▸ Exercise instructions:
For each line in the data below that holds "étape", return a copy.

▸ Data section:

--------------------------------------------------

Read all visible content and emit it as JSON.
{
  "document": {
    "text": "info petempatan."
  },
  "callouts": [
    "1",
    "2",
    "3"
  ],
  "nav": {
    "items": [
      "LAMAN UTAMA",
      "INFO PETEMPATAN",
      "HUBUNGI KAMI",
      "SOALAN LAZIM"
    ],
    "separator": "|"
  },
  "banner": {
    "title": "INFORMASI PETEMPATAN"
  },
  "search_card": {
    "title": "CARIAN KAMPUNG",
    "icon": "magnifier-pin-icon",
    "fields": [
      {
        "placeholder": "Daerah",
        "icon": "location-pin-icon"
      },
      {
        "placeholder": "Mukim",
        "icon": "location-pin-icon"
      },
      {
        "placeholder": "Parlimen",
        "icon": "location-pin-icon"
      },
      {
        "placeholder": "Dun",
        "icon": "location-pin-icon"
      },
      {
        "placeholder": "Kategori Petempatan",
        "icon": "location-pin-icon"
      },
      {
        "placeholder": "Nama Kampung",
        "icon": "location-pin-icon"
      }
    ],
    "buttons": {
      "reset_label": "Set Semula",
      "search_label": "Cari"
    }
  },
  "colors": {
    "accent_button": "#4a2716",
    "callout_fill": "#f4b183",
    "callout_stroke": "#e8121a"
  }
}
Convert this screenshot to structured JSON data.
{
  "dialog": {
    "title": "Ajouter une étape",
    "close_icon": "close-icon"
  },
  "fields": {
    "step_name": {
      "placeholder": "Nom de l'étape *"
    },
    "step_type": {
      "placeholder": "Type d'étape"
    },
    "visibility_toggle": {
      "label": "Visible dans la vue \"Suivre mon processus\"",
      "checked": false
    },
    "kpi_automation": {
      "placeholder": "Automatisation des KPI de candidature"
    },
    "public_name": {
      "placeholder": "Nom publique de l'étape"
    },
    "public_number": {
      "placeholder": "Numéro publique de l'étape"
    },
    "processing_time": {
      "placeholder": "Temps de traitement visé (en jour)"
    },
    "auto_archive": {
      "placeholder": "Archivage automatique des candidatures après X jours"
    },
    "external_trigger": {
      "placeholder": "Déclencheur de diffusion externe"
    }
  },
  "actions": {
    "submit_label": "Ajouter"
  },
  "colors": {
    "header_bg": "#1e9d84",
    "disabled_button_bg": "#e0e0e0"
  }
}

--------------------------------------------------

▸ Complete response:
    "title": "Ajouter une étape",
      "placeholder": "Nom de l'étape *"
      "placeholder": "Type d'étape"
      "placeholder": "Nom publique de l'étape"
      "placeholder": "Numéro publique de l'étape"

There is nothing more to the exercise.